(Stored records)

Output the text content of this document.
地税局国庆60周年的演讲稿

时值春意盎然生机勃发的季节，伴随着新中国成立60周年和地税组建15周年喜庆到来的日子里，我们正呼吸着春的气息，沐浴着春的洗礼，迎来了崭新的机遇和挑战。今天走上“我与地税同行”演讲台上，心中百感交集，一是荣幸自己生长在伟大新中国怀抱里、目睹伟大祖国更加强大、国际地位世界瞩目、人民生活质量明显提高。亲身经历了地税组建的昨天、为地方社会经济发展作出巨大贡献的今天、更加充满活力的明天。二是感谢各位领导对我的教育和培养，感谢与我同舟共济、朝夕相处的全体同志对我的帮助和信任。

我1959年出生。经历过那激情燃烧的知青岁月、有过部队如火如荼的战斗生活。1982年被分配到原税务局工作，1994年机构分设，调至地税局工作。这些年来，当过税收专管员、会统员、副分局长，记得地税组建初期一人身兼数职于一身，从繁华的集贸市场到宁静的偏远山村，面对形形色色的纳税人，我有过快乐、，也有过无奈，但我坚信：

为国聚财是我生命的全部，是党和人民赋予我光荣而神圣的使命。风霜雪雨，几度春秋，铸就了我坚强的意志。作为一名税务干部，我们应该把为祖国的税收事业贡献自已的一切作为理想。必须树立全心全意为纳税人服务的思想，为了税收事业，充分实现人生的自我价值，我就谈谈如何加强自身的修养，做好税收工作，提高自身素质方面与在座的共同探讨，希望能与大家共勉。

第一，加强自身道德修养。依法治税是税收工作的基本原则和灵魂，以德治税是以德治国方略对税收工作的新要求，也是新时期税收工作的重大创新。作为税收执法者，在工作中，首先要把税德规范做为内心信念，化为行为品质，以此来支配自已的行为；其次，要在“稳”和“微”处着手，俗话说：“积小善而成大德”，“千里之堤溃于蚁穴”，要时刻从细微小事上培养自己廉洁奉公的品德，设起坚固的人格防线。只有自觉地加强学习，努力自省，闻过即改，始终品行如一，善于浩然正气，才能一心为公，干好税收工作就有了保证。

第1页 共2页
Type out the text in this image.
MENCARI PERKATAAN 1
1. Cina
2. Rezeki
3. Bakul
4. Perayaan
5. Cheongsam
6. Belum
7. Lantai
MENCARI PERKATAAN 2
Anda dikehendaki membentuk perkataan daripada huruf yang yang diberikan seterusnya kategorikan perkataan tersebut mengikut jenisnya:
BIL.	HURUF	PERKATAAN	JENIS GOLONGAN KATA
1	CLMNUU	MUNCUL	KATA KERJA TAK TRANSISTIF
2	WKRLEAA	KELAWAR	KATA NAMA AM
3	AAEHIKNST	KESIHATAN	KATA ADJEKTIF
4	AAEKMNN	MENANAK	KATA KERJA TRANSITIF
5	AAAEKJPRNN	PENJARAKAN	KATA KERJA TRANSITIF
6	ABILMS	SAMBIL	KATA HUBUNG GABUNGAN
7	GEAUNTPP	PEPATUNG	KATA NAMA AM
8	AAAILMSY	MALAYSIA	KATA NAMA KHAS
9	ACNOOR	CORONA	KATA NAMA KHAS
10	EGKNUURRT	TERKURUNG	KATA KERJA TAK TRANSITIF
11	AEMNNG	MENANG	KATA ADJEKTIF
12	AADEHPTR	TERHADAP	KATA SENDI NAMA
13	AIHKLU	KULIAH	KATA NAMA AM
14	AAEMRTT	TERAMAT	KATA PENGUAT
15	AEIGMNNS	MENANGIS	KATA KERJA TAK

* _Work to complete_: Which lines hold the word "MENCARI"? Return all of them from the records above.

* _Answer in full_:
MENCARI PERKATAAN 1
MENCARI PERKATAAN 2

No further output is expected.